-- STATED EXERCISE --
Please output the lines shown below exactly as they appear.

-- EXTRACTED INFORMATION --
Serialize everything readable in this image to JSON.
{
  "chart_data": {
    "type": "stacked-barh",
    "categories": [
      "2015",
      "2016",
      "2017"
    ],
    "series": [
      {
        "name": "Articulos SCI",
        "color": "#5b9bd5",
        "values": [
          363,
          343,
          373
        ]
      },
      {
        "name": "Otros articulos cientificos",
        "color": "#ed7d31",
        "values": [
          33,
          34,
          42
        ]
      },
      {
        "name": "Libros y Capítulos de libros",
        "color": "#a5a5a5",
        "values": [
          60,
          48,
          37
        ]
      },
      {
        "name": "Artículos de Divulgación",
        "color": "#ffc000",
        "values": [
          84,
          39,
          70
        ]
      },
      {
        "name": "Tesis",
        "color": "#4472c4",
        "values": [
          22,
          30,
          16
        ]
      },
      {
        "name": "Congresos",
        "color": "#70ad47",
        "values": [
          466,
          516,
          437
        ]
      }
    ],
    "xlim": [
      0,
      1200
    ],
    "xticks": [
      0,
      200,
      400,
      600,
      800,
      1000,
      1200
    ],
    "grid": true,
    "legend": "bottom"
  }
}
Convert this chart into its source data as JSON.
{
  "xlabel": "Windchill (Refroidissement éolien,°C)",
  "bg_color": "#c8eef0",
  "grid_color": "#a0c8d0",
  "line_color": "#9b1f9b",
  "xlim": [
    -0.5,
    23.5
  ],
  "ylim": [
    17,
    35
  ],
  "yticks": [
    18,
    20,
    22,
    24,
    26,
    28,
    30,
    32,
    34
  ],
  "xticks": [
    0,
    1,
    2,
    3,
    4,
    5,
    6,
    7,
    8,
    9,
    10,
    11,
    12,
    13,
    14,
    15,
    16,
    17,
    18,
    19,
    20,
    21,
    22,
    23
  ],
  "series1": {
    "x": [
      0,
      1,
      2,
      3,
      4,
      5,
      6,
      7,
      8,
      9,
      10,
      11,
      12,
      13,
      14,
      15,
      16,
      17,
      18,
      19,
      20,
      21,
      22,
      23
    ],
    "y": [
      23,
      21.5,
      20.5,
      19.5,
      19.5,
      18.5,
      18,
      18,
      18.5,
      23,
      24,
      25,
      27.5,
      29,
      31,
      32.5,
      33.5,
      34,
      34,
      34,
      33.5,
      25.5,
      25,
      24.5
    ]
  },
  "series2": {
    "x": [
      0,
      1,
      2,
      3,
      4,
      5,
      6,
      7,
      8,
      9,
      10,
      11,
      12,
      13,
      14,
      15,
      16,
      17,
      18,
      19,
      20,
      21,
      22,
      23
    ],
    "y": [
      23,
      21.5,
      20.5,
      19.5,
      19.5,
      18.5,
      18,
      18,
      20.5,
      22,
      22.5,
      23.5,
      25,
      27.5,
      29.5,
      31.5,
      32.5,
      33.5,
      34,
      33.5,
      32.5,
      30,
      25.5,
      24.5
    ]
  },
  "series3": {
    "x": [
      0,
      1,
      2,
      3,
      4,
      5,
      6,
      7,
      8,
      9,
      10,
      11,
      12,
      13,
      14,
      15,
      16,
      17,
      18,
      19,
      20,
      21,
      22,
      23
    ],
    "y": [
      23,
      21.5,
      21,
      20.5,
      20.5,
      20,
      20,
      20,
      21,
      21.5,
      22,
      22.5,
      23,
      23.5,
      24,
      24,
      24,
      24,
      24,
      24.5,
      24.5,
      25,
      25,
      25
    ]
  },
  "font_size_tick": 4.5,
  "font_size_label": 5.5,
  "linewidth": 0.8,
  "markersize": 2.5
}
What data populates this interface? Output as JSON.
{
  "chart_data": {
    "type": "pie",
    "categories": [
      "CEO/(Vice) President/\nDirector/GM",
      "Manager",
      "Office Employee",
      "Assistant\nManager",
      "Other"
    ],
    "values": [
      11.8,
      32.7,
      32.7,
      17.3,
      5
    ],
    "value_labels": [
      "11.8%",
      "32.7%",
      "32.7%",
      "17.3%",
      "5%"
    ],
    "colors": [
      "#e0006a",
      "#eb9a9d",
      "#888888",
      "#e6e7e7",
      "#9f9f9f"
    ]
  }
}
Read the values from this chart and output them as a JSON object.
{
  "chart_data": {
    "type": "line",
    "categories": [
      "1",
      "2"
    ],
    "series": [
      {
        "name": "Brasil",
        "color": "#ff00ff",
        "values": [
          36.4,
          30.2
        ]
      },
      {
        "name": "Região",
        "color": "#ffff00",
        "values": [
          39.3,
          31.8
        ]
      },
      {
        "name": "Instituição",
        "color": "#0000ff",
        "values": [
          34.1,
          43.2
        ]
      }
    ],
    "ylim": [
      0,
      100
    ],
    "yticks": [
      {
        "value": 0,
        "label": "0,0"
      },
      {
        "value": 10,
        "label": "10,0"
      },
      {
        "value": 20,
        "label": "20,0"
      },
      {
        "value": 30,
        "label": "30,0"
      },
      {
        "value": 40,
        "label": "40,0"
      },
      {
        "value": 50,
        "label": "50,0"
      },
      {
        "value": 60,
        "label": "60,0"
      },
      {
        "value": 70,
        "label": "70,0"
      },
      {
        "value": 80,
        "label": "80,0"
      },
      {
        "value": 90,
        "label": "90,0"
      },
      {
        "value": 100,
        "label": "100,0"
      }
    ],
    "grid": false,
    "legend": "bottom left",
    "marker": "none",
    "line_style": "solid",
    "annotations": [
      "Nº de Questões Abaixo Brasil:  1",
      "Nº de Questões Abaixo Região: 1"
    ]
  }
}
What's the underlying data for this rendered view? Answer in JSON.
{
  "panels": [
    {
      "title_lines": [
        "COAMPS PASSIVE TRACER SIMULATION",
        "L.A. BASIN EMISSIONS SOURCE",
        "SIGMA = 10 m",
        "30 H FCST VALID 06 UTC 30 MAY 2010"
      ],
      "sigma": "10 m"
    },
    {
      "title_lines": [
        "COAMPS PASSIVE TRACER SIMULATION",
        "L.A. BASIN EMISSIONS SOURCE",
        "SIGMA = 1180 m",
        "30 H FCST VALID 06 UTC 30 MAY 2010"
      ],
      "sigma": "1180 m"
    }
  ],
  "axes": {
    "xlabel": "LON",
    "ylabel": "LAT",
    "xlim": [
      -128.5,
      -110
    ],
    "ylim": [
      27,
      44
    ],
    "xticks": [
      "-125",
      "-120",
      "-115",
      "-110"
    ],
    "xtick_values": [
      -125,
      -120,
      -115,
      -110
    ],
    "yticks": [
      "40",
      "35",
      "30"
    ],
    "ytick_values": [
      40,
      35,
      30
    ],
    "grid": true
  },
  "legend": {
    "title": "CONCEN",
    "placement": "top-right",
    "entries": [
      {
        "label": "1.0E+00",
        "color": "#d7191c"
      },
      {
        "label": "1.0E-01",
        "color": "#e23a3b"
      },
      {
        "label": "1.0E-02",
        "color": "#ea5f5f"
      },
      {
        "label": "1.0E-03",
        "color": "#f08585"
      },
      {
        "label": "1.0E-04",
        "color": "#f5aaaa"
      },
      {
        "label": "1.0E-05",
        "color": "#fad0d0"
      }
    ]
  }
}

-- FINAL RESULT --
Serialize everything readable in this image to JSON.
{
  "chart_data": {
    "type": "stacked-barh",
    "categories": [
      "2015",
      "2016",
      "2017"
    ],
    "series": [
      {
        "name": "Articulos SCI",
        "color": "#5b9bd5",
        "values": [
          363,
          343,
          373
        ]
      },
      {
        "name": "Otros articulos cientificos",
        "color": "#ed7d31",
        "values": [
          33,
          34,
          42
        ]
      },
      {
        "name": "Libros y Capítulos de libros",
        "color": "#a5a5a5",
        "values": [
          60,
          48,
          37
        ]
      },
      {
        "name": "Artículos de Divulgación",
        "color": "#ffc000",
        "values": [
          84,
          39,
          70
        ]
      },
      {
        "name": "Tesis",
        "color": "#4472c4",
        "values": [
          22,
          30,
          16
        ]
      },
      {
        "name": "Congresos",
        "color": "#70ad47",
        "values": [
          466,
          516,
          437
        ]
      }
    ],
    "xlim": [
      0,
      1200
    ],
    "xticks": [
      0,
      200,
      400,
      600,
      800,
      1000,
      1200
    ],
    "grid": true,
    "legend": "bottom"
  }
}
Convert this chart into its source data as JSON.
{
  "xlabel": "Windchill (Refroidissement éolien,°C)",
  "bg_color": "#c8eef0",
  "grid_color": "#a0c8d0",
  "line_color": "#9b1f9b",
  "xlim": [
    -0.5,
    23.5
  ],
  "ylim": [
    17,
    35
  ],
  "yticks": [
    18,
    20,
    22,
    24,
    26,
    28,
    30,
    32,
    34
  ],
  "xticks": [
    0,
    1,
    2,
    3,
    4,
    5,
    6,
    7,
    8,
    9,
    10,
    11,
    12,
    13,
    14,
    15,
    16,
    17,
    18,
    19,
    20,
    21,
    22,
    23
  ],
  "series1": {
    "x": [
      0,
      1,
      2,
      3,
      4,
      5,
      6,
      7,
      8,
      9,
      10,
      11,
      12,
      13,
      14,
      15,
      16,
      17,
      18,
      19,
      20,
      21,
      22,
      23
    ],
    "y": [
      23,
      21.5,
      20.5,
      19.5,
      19.5,
      18.5,
      18,
      18,
      18.5,
      23,
      24,
      25,
      27.5,
      29,
      31,
      32.5,
      33.5,
      34,
      34,
      34,
      33.5,
      25.5,
      25,
      24.5
    ]
  },
  "series2": {
    "x": [
      0,
      1,
      2,
      3,
      4,
      5,
      6,
      7,
      8,
      9,
      10,
      11,
      12,
      13,
      14,
      15,
      16,
      17,
      18,
      19,
      20,
      21,
      22,
      23
    ],
    "y": [
      23,
      21.5,
      20.5,
      19.5,
      19.5,
      18.5,
      18,
      18,
      20.5,
      22,
      22.5,
      23.5,
      25,
      27.5,
      29.5,
      31.5,
      32.5,
      33.5,
      34,
      33.5,
      32.5,
      30,
      25.5,
      24.5
    ]
  },
  "series3": {
    "x": [
      0,
      1,
      2,
      3,
      4,
      5,
      6,
      7,
      8,
      9,
      10,
      11,
      12,
      13,
      14,
      15,
      16,
      17,
      18,
      19,
      20,
      21,
      22,
      23
    ],
    "y": [
      23,
      21.5,
      21,
      20.5,
      20.5,
      20,
      20,
      20,
      21,
      21.5,
      22,
      22.5,
      23,
      23.5,
      24,
      24,
      24,
      24,
      24,
      24.5,
      24.5,
      25,
      25,
      25
    ]
  },
  "font_size_tick": 4.5,
  "font_size_label": 5.5,
  "linewidth": 0.8,
  "markersize": 2.5
}
What data populates this interface? Output as JSON.
{
  "chart_data": {
    "type": "pie",
    "categories": [
      "CEO/(Vice) President/\nDirector/GM",
      "Manager",
      "Office Employee",
      "Assistant\nManager",
      "Other"
    ],
    "values": [
      11.8,
      32.7,
      32.7,
      17.3,
      5
    ],
    "value_labels": [
      "11.8%",
      "32.7%",
      "32.7%",
      "17.3%",
      "5%"
    ],
    "colors": [
      "#e0006a",
      "#eb9a9d",
      "#888888",
      "#e6e7e7",
      "#9f9f9f"
    ]
  }
}
Read the values from this chart and output them as a JSON object.
{
  "chart_data": {
    "type": "line",
    "categories": [
      "1",
      "2"
    ],
    "series": [
      {
        "name": "Brasil",
        "color": "#ff00ff",
        "values": [
          36.4,
          30.2
        ]
      },
      {
        "name": "Região",
        "color": "#ffff00",
        "values": [
          39.3,
          31.8
        ]
      },
      {
        "name": "Instituição",
        "color": "#0000ff",
        "values": [
          34.1,
          43.2
        ]
      }
    ],
    "ylim": [
      0,
      100
    ],
    "yticks": [
      {
        "value": 0,
        "label": "0,0"
      },
      {
        "value": 10,
        "label": "10,0"
      },
      {
        "value": 20,
        "label": "20,0"
      },
      {
        "value": 30,
        "label": "30,0"
      },
      {
        "value": 40,
        "label": "40,0"
      },
      {
        "value": 50,
        "label": "50,0"
      },
      {
        "value": 60,
        "label": "60,0"
      },
      {
        "value": 70,
        "label": "70,0"
      },
      {
        "value": 80,
        "label": "80,0"
      },
      {
        "value": 90,
        "label": "90,0"
      },
      {
        "value": 100,
        "label": "100,0"
      }
    ],
    "grid": false,
    "legend": "bottom left",
    "marker": "none",
    "line_style": "solid",
    "annotations": [
      "Nº de Questões Abaixo Brasil:  1",
      "Nº de Questões Abaixo Região: 1"
    ]
  }
}
What's the underlying data for this rendered view? Answer in JSON.
{
  "panels": [
    {
      "title_lines": [
        "COAMPS PASSIVE TRACER SIMULATION",
        "L.A. BASIN EMISSIONS SOURCE",
        "SIGMA = 10 m",
        "30 H FCST VALID 06 UTC 30 MAY 2010"
      ],
      "sigma": "10 m"
    },
    {
      "title_lines": [
        "COAMPS PASSIVE TRACER SIMULATION",
        "L.A. BASIN EMISSIONS SOURCE",
        "SIGMA = 1180 m",
        "30 H FCST VALID 06 UTC 30 MAY 2010"
      ],
      "sigma": "1180 m"
    }
  ],
  "axes": {
    "xlabel": "LON",
    "ylabel": "LAT",
    "xlim": [
      -128.5,
      -110
    ],
    "ylim": [
      27,
      44
    ],
    "xticks": [
      "-125",
      "-120",
      "-115",
      "-110"
    ],
    "xtick_values": [
      -125,
      -120,
      -115,
      -110
    ],
    "yticks": [
      "40",
      "35",
      "30"
    ],
    "ytick_values": [
      40,
      35,
      30
    ],
    "grid": true
  },
  "legend": {
    "title": "CONCEN",
    "placement": "top-right",
    "entries": [
      {
        "label": "1.0E+00",
        "color": "#d7191c"
      },
      {
        "label": "1.0E-01",
        "color": "#e23a3b"
      },
      {
        "label": "1.0E-02",
        "color": "#ea5f5f"
      },
      {
        "label": "1.0E-03",
        "color": "#f08585"
      },
      {
        "label": "1.0E-04",
        "color": "#f5aaaa"
      },
      {
        "label": "1.0E-05",
        "color": "#fad0d0"
      }
    ]
  }
}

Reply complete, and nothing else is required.